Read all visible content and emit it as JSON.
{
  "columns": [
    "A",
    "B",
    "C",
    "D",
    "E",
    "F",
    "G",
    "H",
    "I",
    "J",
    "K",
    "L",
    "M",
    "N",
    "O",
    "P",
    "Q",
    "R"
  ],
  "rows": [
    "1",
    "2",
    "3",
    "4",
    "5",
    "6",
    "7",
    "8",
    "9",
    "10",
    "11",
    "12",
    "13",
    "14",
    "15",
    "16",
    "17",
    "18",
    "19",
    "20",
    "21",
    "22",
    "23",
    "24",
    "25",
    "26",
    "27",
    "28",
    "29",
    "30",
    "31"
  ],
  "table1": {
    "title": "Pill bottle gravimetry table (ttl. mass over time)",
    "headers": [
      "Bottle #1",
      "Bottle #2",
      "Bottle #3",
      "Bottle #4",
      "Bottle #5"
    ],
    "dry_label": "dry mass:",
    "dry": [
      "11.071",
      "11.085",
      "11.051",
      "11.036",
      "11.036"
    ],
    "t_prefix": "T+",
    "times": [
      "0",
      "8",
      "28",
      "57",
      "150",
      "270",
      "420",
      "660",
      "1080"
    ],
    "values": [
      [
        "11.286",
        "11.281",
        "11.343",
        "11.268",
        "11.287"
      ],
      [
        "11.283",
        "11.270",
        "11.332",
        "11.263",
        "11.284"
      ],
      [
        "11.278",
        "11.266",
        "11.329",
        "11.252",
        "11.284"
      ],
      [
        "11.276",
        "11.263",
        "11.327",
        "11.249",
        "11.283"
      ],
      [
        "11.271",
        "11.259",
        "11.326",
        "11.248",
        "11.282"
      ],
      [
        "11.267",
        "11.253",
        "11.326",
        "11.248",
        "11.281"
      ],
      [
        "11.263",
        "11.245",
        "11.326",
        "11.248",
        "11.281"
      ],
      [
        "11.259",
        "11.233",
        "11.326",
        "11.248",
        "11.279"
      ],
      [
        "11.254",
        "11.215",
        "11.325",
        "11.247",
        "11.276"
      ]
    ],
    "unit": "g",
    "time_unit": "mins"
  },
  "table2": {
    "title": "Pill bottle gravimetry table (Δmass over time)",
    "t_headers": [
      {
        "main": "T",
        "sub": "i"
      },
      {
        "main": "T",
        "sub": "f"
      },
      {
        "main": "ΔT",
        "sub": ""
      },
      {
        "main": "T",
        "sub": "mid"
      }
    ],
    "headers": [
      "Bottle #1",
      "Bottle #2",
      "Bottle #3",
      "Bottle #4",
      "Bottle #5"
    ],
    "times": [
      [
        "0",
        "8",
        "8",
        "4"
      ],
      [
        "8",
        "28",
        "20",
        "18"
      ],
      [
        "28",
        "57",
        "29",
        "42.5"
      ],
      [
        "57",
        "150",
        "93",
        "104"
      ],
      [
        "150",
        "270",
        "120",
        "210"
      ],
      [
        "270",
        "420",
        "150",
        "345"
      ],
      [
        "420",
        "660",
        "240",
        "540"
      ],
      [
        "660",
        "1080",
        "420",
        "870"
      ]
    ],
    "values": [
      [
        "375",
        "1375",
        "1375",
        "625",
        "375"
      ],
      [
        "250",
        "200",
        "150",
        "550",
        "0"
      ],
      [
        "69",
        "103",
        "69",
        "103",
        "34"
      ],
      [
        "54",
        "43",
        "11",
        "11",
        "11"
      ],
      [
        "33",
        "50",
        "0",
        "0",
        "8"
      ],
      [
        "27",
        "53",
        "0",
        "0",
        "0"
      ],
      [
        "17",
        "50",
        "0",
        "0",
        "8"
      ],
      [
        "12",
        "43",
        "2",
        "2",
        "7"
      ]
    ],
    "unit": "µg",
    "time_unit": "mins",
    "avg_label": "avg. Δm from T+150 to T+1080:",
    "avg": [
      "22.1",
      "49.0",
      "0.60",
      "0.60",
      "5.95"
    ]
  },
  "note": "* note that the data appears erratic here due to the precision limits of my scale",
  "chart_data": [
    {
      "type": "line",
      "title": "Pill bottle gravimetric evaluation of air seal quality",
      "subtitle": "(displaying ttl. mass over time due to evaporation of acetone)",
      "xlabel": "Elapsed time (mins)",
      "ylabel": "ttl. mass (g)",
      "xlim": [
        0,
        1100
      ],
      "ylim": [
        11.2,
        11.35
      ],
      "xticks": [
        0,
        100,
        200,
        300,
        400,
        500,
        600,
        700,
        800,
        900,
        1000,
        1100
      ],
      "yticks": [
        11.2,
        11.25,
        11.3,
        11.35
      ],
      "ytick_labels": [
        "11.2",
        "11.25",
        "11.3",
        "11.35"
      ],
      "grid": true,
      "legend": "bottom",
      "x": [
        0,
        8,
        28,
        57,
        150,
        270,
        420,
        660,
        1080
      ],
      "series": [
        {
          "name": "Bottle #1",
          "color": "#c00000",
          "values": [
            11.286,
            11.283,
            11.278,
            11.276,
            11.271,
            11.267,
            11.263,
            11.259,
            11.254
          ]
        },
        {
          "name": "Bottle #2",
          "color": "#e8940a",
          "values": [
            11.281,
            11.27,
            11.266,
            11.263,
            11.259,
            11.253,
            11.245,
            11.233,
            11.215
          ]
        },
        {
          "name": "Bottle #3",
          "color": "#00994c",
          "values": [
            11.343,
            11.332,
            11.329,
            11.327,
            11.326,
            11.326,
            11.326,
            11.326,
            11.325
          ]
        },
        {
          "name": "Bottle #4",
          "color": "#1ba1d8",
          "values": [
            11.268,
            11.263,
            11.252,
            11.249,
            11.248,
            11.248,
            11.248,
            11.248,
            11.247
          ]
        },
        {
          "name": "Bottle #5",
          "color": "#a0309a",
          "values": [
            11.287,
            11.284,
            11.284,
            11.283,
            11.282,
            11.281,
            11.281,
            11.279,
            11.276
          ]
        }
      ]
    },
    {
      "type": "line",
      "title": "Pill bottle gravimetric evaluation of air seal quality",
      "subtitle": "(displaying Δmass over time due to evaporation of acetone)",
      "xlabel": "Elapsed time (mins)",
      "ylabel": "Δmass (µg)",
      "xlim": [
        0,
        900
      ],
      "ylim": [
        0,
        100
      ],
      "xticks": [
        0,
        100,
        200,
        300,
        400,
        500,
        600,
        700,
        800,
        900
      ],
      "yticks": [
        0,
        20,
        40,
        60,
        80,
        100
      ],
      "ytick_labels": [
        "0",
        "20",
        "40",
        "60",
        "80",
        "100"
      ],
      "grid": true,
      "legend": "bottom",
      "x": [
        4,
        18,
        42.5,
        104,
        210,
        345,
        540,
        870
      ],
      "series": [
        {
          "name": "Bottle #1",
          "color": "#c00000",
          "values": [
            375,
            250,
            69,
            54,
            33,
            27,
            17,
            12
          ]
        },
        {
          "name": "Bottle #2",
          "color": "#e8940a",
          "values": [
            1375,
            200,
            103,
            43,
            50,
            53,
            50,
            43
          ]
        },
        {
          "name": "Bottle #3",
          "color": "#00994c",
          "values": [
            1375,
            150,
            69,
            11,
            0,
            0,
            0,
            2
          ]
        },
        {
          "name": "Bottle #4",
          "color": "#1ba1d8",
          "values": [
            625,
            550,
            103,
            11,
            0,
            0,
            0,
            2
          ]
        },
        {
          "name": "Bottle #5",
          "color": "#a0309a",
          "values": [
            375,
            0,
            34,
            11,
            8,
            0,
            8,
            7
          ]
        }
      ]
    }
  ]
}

::::::

- _EXERCISE DIRECTIONS_
The listing above must be transcribed exactly, line by line.

- _RESULT OF THE EXERCISE_
Read all visible content and emit it as JSON.
{
  "columns": [
    "A",
    "B",
    "C",
    "D",
    "E",
    "F",
    "G",
    "H",
    "I",
    "J",
    "K",
    "L",
    "M",
    "N",
    "O",
    "P",
    "Q",
    "R"
  ],
  "rows": [
    "1",
    "2",
    "3",
    "4",
    "5",
    "6",
    "7",
    "8",
    "9",
    "10",
    "11",
    "12",
    "13",
    "14",
    "15",
    "16",
    "17",
    "18",
    "19",
    "20",
    "21",
    "22",
    "23",
    "24",
    "25",
    "26",
    "27",
    "28",
    "29",
    "30",
    "31"
  ],
  "table1": {
    "title": "Pill bottle gravimetry table (ttl. mass over time)",
    "headers": [
      "Bottle #1",
      "Bottle #2",
      "Bottle #3",
      "Bottle #4",
      "Bottle #5"
    ],
    "dry_label": "dry mass:",
    "dry": [
      "11.071",
      "11.085",
      "11.051",
      "11.036",
      "11.036"
    ],
    "t_prefix": "T+",
    "times": [
      "0",
      "8",
      "28",
      "57",
      "150",
      "270",
      "420",
      "660",
      "1080"
    ],
    "values": [
      [
        "11.286",
        "11.281",
        "11.343",
        "11.268",
        "11.287"
      ],
      [
        "11.283",
        "11.270",
        "11.332",
        "11.263",
        "11.284"
      ],
      [
        "11.278",
        "11.266",
        "11.329",
        "11.252",
        "11.284"
      ],
      [
        "11.276",
        "11.263",
        "11.327",
        "11.249",
        "11.283"
      ],
      [
        "11.271",
        "11.259",
        "11.326",
        "11.248",
        "11.282"
      ],
      [
        "11.267",
        "11.253",
        "11.326",
        "11.248",
        "11.281"
      ],
      [
        "11.263",
        "11.245",
        "11.326",
        "11.248",
        "11.281"
      ],
      [
        "11.259",
        "11.233",
        "11.326",
        "11.248",
        "11.279"
      ],
      [
        "11.254",
        "11.215",
        "11.325",
        "11.247",
        "11.276"
      ]
    ],
    "unit": "g",
    "time_unit": "mins"
  },
  "table2": {
    "title": "Pill bottle gravimetry table (Δmass over time)",
    "t_headers": [
      {
        "main": "T",
        "sub": "i"
      },
      {
        "main": "T",
        "sub": "f"
      },
      {
        "main": "ΔT",
        "sub": ""
      },
      {
        "main": "T",
        "sub": "mid"
      }
    ],
    "headers": [
      "Bottle #1",
      "Bottle #2",
      "Bottle #3",
      "Bottle #4",
      "Bottle #5"
    ],
    "times": [
      [
        "0",
        "8",
        "8",
        "4"
      ],
      [
        "8",
        "28",
        "20",
        "18"
      ],
      [
        "28",
        "57",
        "29",
        "42.5"
      ],
      [
        "57",
        "150",
        "93",
        "104"
      ],
      [
        "150",
        "270",
        "120",
        "210"
      ],
      [
        "270",
        "420",
        "150",
        "345"
      ],
      [
        "420",
        "660",
        "240",
        "540"
      ],
      [
        "660",
        "1080",
        "420",
        "870"
      ]
    ],
    "values": [
      [
        "375",
        "1375",
        "1375",
        "625",
        "375"
      ],
      [
        "250",
        "200",
        "150",
        "550",
        "0"
      ],
      [
        "69",
        "103",
        "69",
        "103",
        "34"
      ],
      [
        "54",
        "43",
        "11",
        "11",
        "11"
      ],
      [
        "33",
        "50",
        "0",
        "0",
        "8"
      ],
      [
        "27",
        "53",
        "0",
        "0",
        "0"
      ],
      [
        "17",
        "50",
        "0",
        "0",
        "8"
      ],
      [
        "12",
        "43",
        "2",
        "2",
        "7"
      ]
    ],
    "unit": "µg",
    "time_unit": "mins",
    "avg_label": "avg. Δm from T+150 to T+1080:",
    "avg": [
      "22.1",
      "49.0",
      "0.60",
      "0.60",
      "5.95"
    ]
  },
  "note": "* note that the data appears erratic here due to the precision limits of my scale",
  "chart_data": [
    {
      "type": "line",
      "title": "Pill bottle gravimetric evaluation of air seal quality",
      "subtitle": "(displaying ttl. mass over time due to evaporation of acetone)",
      "xlabel": "Elapsed time (mins)",
      "ylabel": "ttl. mass (g)",
      "xlim": [
        0,
        1100
      ],
      "ylim": [
        11.2,
        11.35
      ],
      "xticks": [
        0,
        100,
        200,
        300,
        400,
        500,
        600,
        700,
        800,
        900,
        1000,
        1100
      ],
      "yticks": [
        11.2,
        11.25,
        11.3,
        11.35
      ],
      "ytick_labels": [
        "11.2",
        "11.25",
        "11.3",
        "11.35"
      ],
      "grid": true,
      "legend": "bottom",
      "x": [
        0,
        8,
        28,
        57,
        150,
        270,
        420,
        660,
        1080
      ],
      "series": [
        {
          "name": "Bottle #1",
          "color": "#c00000",
          "values": [
            11.286,
            11.283,
            11.278,
            11.276,
            11.271,
            11.267,
            11.263,
            11.259,
            11.254
          ]
        },
        {
          "name": "Bottle #2",
          "color": "#e8940a",
          "values": [
            11.281,
            11.27,
            11.266,
            11.263,
            11.259,
            11.253,
            11.245,
            11.233,
            11.215
          ]
        },
        {
          "name": "Bottle #3",
          "color": "#00994c",
          "values": [
            11.343,
            11.332,
            11.329,
            11.327,
            11.326,
            11.326,
            11.326,
            11.326,
            11.325
          ]
        },
        {
          "name": "Bottle #4",
          "color": "#1ba1d8",
          "values": [
            11.268,
            11.263,
            11.252,
            11.249,
            11.248,
            11.248,
            11.248,
            11.248,
            11.247
          ]
        },
        {
          "name": "Bottle #5",
          "color": "#a0309a",
          "values": [
            11.287,
            11.284,
            11.284,
            11.283,
            11.282,
            11.281,
            11.281,
            11.279,
            11.276
          ]
        }
      ]
    },
    {
      "type": "line",
      "title": "Pill bottle gravimetric evaluation of air seal quality",
      "subtitle": "(displaying Δmass over time due to evaporation of acetone)",
      "xlabel": "Elapsed time (mins)",
      "ylabel": "Δmass (µg)",
      "xlim": [
        0,
        900
      ],
      "ylim": [
        0,
        100
      ],
      "xticks": [
        0,
        100,
        200,
        300,
        400,
        500,
        600,
        700,
        800,
        900
      ],
      "yticks": [
        0,
        20,
        40,
        60,
        80,
        100
      ],
      "ytick_labels": [
        "0",
        "20",
        "40",
        "60",
        "80",
        "100"
      ],
      "grid": true,
      "legend": "bottom",
      "x": [
        4,
        18,
        42.5,
        104,
        210,
        345,
        540,
        870
      ],
      "series": [
        {
          "name": "Bottle #1",
          "color": "#c00000",
          "values": [
            375,
            250,
            69,
            54,
            33,
            27,
            17,
            12
          ]
        },
        {
          "name": "Bottle #2",
          "color": "#e8940a",
          "values": [
            1375,
            200,
            103,
            43,
            50,
            53,
            50,
            43
          ]
        },
        {
          "name": "Bottle #3",
          "color": "#00994c",
          "values": [
            1375,
            150,
            69,
            11,
            0,
            0,
            0,
            2
          ]
        },
        {
          "name": "Bottle #4",
          "color": "#1ba1d8",
          "values": [
            625,
            550,
            103,
            11,
            0,
            0,
            0,
            2
          ]
        },
        {
          "name": "Bottle #5",
          "color": "#a0309a",
          "values": [
            375,
            0,
            34,
            11,
            8,
            0,
            8,
            7
          ]
        }
      ]
    }
  ]
}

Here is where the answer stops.